§ **HOW TO COMPLETE THIS TASK**
Scan the material below for every line with the string "nTGF", and copy those lines.

# # # #

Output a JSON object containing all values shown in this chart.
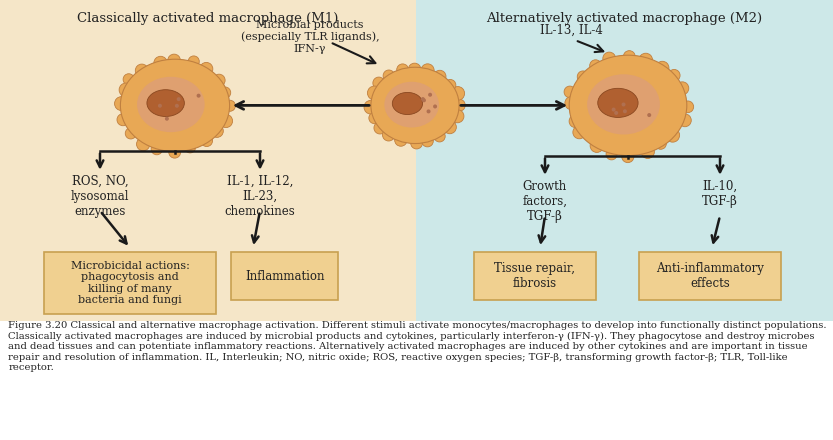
{
  "bg_left_color": "#f5e6c8",
  "bg_right_color": "#cde8e8",
  "title_left": "Classically activated macrophage (M1)",
  "title_right": "Alternatively activated macrophage (M2)",
  "box_fill": "#f0d090",
  "box_edge": "#c8a050",
  "caption_bold": "Figure 3.20",
  "caption_normal": " Classical and alternative macrophage activation. Different stimuli activate monocytes/macrophages to develop into functionally distinct populations. Classically activated macrophages are induced by microbial products and cytokines, particularly interferon-γ (IFN-γ). They phagocytose and destroy microbes and dead tissues and can potentiate inflammatory reactions. Alternatively activated macrophages are induced by other cytokines and are important in tissue repair and resolution of inflammation. ",
  "caption_italic1": "IL,",
  "caption_after1": " Interleukin; ",
  "caption_italic2": "NO,",
  "caption_after2": " nitric oxide; ",
  "caption_italic3": "ROS,",
  "caption_after3": " reactive oxygen species; ",
  "caption_italic4": "TGF-β,",
  "caption_after4": " transforming growth factor-β; ",
  "caption_italic5": "TLR,",
  "caption_after5": " Toll-like receptor.",
  "stimuli_label_m1": "Microbial products\n(especially TLR ligands),\nIFN-γ",
  "stimuli_label_m2": "IL-13, IL-4",
  "label_ros": "ROS, NO,\nlysosomal\nenzymes",
  "label_il1": "IL-1, IL-12,\nIL-23,\nchemokines",
  "label_growth": "Growth\nfactors,\nTGF-β",
  "label_il10": "IL-10,\nTGF-β",
  "box_microbicidal": "Microbicidal actions:\nphagocytosis and\nkilling of many\nbacteria and fungi",
  "box_inflammation": "Inflammation",
  "box_tissue": "Tissue repair,\nfibrosis",
  "box_antiinflam": "Anti-inflammatory\neffects",
  "arrow_color": "#1a1a1a",
  "text_color": "#222222",
  "macro_outer": "#e8a855",
  "macro_body": "#d4895a",
  "macro_inner": "#c87840",
  "macro_nucleus": "#b06030",
  "macro_edge": "#c08040"
}
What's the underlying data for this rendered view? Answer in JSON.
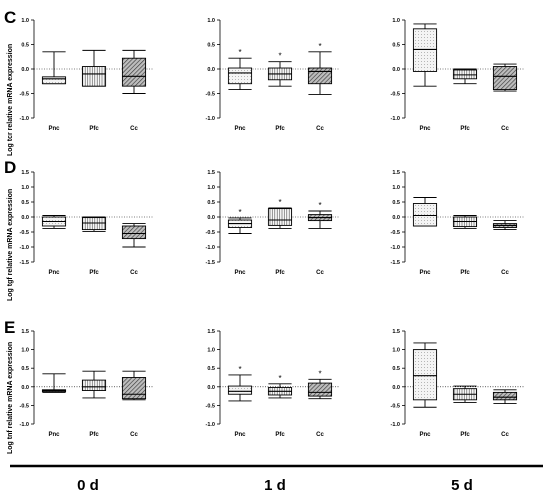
{
  "panels": [
    {
      "label": "C",
      "ylabel": "Log tcr relative mRNA expression"
    },
    {
      "label": "D",
      "ylabel": "Log tgf relative mRNA expression"
    },
    {
      "label": "E",
      "ylabel": "Log tnf relative mRNA expression"
    }
  ],
  "footer": {
    "days": [
      "0 d",
      "1 d",
      "5 d"
    ]
  },
  "colors": {
    "white_box": "#ffffff",
    "light_box": "#f0f0f0",
    "mid_box": "#d2d2d2",
    "dark_box": "#8c8c8c",
    "line": "#000000"
  },
  "chart_data": [
    {
      "type": "box",
      "panel": "C",
      "timepoint": "0 d",
      "ylim": [
        -1.0,
        1.0
      ],
      "yticks": [
        -1.0,
        -0.5,
        0.0,
        0.5,
        1.0
      ],
      "categories": [
        "Pnc",
        "Pfc",
        "Cc"
      ],
      "significance": [
        false,
        false,
        false
      ],
      "boxes": [
        {
          "min": -0.3,
          "q1": -0.3,
          "median": -0.2,
          "q3": -0.16,
          "max": 0.35
        },
        {
          "min": -0.35,
          "q1": -0.35,
          "median": -0.1,
          "q3": 0.05,
          "max": 0.38
        },
        {
          "min": -0.5,
          "q1": -0.35,
          "median": -0.15,
          "q3": 0.22,
          "max": 0.38
        }
      ]
    },
    {
      "type": "box",
      "panel": "C",
      "timepoint": "1 d",
      "ylim": [
        -1.0,
        1.0
      ],
      "yticks": [
        -1.0,
        -0.5,
        0.0,
        0.5,
        1.0
      ],
      "categories": [
        "Pnc",
        "Pfc",
        "Cc"
      ],
      "significance": [
        true,
        true,
        true
      ],
      "boxes": [
        {
          "min": -0.42,
          "q1": -0.3,
          "median": -0.08,
          "q3": 0.02,
          "max": 0.22
        },
        {
          "min": -0.35,
          "q1": -0.22,
          "median": -0.1,
          "q3": 0.02,
          "max": 0.15
        },
        {
          "min": -0.52,
          "q1": -0.3,
          "median": -0.05,
          "q3": 0.02,
          "max": 0.35
        }
      ]
    },
    {
      "type": "box",
      "panel": "C",
      "timepoint": "5 d",
      "ylim": [
        -1.0,
        1.0
      ],
      "yticks": [
        -1.0,
        -0.5,
        0.0,
        0.5,
        1.0
      ],
      "categories": [
        "Pnc",
        "Pfc",
        "Cc"
      ],
      "significance": [
        false,
        false,
        false
      ],
      "boxes": [
        {
          "min": -0.35,
          "q1": -0.05,
          "median": 0.4,
          "q3": 0.82,
          "max": 0.92
        },
        {
          "min": -0.3,
          "q1": -0.2,
          "median": -0.12,
          "q3": -0.02,
          "max": 0.0
        },
        {
          "min": -0.45,
          "q1": -0.42,
          "median": -0.15,
          "q3": 0.05,
          "max": 0.1
        }
      ]
    },
    {
      "type": "box",
      "panel": "D",
      "timepoint": "0 d",
      "ylim": [
        -1.5,
        1.5
      ],
      "yticks": [
        -1.5,
        -1.0,
        -0.5,
        0.0,
        0.5,
        1.0,
        1.5
      ],
      "categories": [
        "Pnc",
        "Pfc",
        "Cc"
      ],
      "significance": [
        false,
        false,
        false
      ],
      "boxes": [
        {
          "min": -0.38,
          "q1": -0.3,
          "median": -0.15,
          "q3": 0.0,
          "max": 0.05
        },
        {
          "min": -0.48,
          "q1": -0.42,
          "median": -0.2,
          "q3": -0.02,
          "max": 0.0
        },
        {
          "min": -1.0,
          "q1": -0.72,
          "median": -0.55,
          "q3": -0.3,
          "max": -0.22
        }
      ]
    },
    {
      "type": "box",
      "panel": "D",
      "timepoint": "1 d",
      "ylim": [
        -1.5,
        1.5
      ],
      "yticks": [
        -1.5,
        -1.0,
        -0.5,
        0.0,
        0.5,
        1.0,
        1.5
      ],
      "categories": [
        "Pnc",
        "Pfc",
        "Cc"
      ],
      "significance": [
        true,
        true,
        true
      ],
      "boxes": [
        {
          "min": -0.55,
          "q1": -0.35,
          "median": -0.22,
          "q3": -0.1,
          "max": -0.03
        },
        {
          "min": -0.38,
          "q1": -0.28,
          "median": -0.1,
          "q3": 0.28,
          "max": 0.3
        },
        {
          "min": -0.38,
          "q1": -0.12,
          "median": -0.02,
          "q3": 0.08,
          "max": 0.2
        }
      ]
    },
    {
      "type": "box",
      "panel": "D",
      "timepoint": "5 d",
      "ylim": [
        -1.5,
        1.5
      ],
      "yticks": [
        -1.5,
        -1.0,
        -0.5,
        0.0,
        0.5,
        1.0,
        1.5
      ],
      "categories": [
        "Pnc",
        "Pfc",
        "Cc"
      ],
      "significance": [
        false,
        false,
        false
      ],
      "boxes": [
        {
          "min": -0.3,
          "q1": -0.3,
          "median": 0.05,
          "q3": 0.45,
          "max": 0.65
        },
        {
          "min": -0.38,
          "q1": -0.32,
          "median": -0.15,
          "q3": 0.0,
          "max": 0.05
        },
        {
          "min": -0.42,
          "q1": -0.35,
          "median": -0.28,
          "q3": -0.22,
          "max": -0.12
        }
      ]
    },
    {
      "type": "box",
      "panel": "E",
      "timepoint": "0 d",
      "ylim": [
        -1.0,
        1.5
      ],
      "yticks": [
        -1.0,
        -0.5,
        0.0,
        0.5,
        1.0,
        1.5
      ],
      "categories": [
        "Pnc",
        "Pfc",
        "Cc"
      ],
      "significance": [
        false,
        false,
        false
      ],
      "boxes": [
        {
          "min": -0.15,
          "q1": -0.13,
          "median": -0.1,
          "q3": -0.08,
          "max": 0.35
        },
        {
          "min": -0.3,
          "q1": -0.1,
          "median": 0.0,
          "q3": 0.18,
          "max": 0.42
        },
        {
          "min": -0.35,
          "q1": -0.32,
          "median": -0.2,
          "q3": 0.25,
          "max": 0.42
        }
      ]
    },
    {
      "type": "box",
      "panel": "E",
      "timepoint": "1 d",
      "ylim": [
        -1.0,
        1.5
      ],
      "yticks": [
        -1.0,
        -0.5,
        0.0,
        0.5,
        1.0,
        1.5
      ],
      "categories": [
        "Pnc",
        "Pfc",
        "Cc"
      ],
      "significance": [
        true,
        true,
        true
      ],
      "boxes": [
        {
          "min": -0.38,
          "q1": -0.2,
          "median": -0.12,
          "q3": 0.02,
          "max": 0.32
        },
        {
          "min": -0.3,
          "q1": -0.22,
          "median": -0.12,
          "q3": -0.02,
          "max": 0.08
        },
        {
          "min": -0.32,
          "q1": -0.25,
          "median": -0.15,
          "q3": 0.1,
          "max": 0.2
        }
      ]
    },
    {
      "type": "box",
      "panel": "E",
      "timepoint": "5 d",
      "ylim": [
        -1.0,
        1.5
      ],
      "yticks": [
        -1.0,
        -0.5,
        0.0,
        0.5,
        1.0,
        1.5
      ],
      "categories": [
        "Pnc",
        "Pfc",
        "Cc"
      ],
      "significance": [
        false,
        false,
        false
      ],
      "boxes": [
        {
          "min": -0.55,
          "q1": -0.35,
          "median": 0.3,
          "q3": 1.0,
          "max": 1.18
        },
        {
          "min": -0.42,
          "q1": -0.35,
          "median": -0.2,
          "q3": -0.05,
          "max": 0.02
        },
        {
          "min": -0.45,
          "q1": -0.35,
          "median": -0.28,
          "q3": -0.15,
          "max": -0.08
        }
      ]
    }
  ]
}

# # # #

§ **SOLUTION TO THE EXERCISE**
  "label_growth": "Growth\nfactors,\nTGF-β",
  "label_il10": "IL-10,\nTGF-β",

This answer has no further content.